» Work to be completed
Leaving the pictures aside, transcribe every line below exactly.

» Data supplied
● ● ● ● ● ● ●
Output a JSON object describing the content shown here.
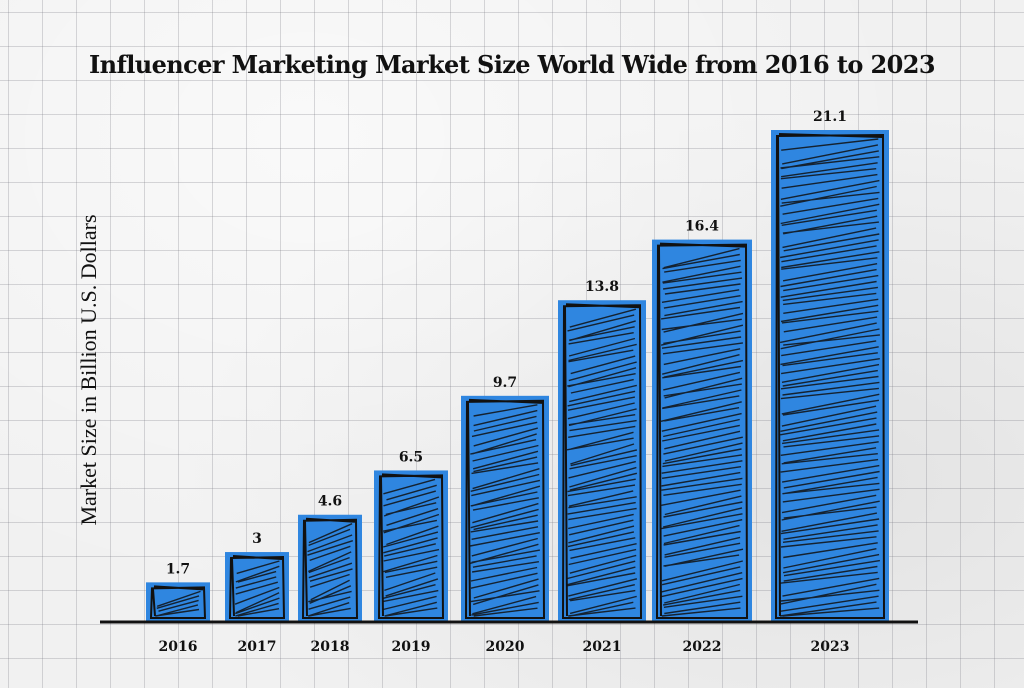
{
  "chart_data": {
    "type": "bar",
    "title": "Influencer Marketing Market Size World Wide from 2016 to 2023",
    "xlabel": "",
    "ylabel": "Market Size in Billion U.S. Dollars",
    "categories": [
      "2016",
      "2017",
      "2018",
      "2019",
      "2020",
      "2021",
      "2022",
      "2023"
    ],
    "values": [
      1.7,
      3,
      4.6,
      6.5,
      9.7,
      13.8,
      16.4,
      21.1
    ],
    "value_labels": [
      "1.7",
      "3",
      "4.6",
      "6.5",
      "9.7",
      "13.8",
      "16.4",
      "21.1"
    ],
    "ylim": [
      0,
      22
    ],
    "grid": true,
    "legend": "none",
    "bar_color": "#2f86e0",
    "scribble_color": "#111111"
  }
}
● ● ● ● ● ● ●
» Written response
Output a JSON object describing the content shown here.
{
  "chart_data": {
    "type": "bar",
    "title": "Influencer Marketing Market Size World Wide from 2016 to 2023",
    "xlabel": "",
    "ylabel": "Market Size in Billion U.S. Dollars",
    "categories": [
      "2016",
      "2017",
      "2018",
      "2019",
      "2020",
      "2021",
      "2022",
      "2023"
    ],
    "values": [
      1.7,
      3,
      4.6,
      6.5,
      9.7,
      13.8,
      16.4,
      21.1
    ],
    "value_labels": [
      "1.7",
      "3",
      "4.6",
      "6.5",
      "9.7",
      "13.8",
      "16.4",
      "21.1"
    ],
    "ylim": [
      0,
      22
    ],
    "grid": true,
    "legend": "none",
    "bar_color": "#2f86e0",
    "scribble_color": "#111111"
  }
}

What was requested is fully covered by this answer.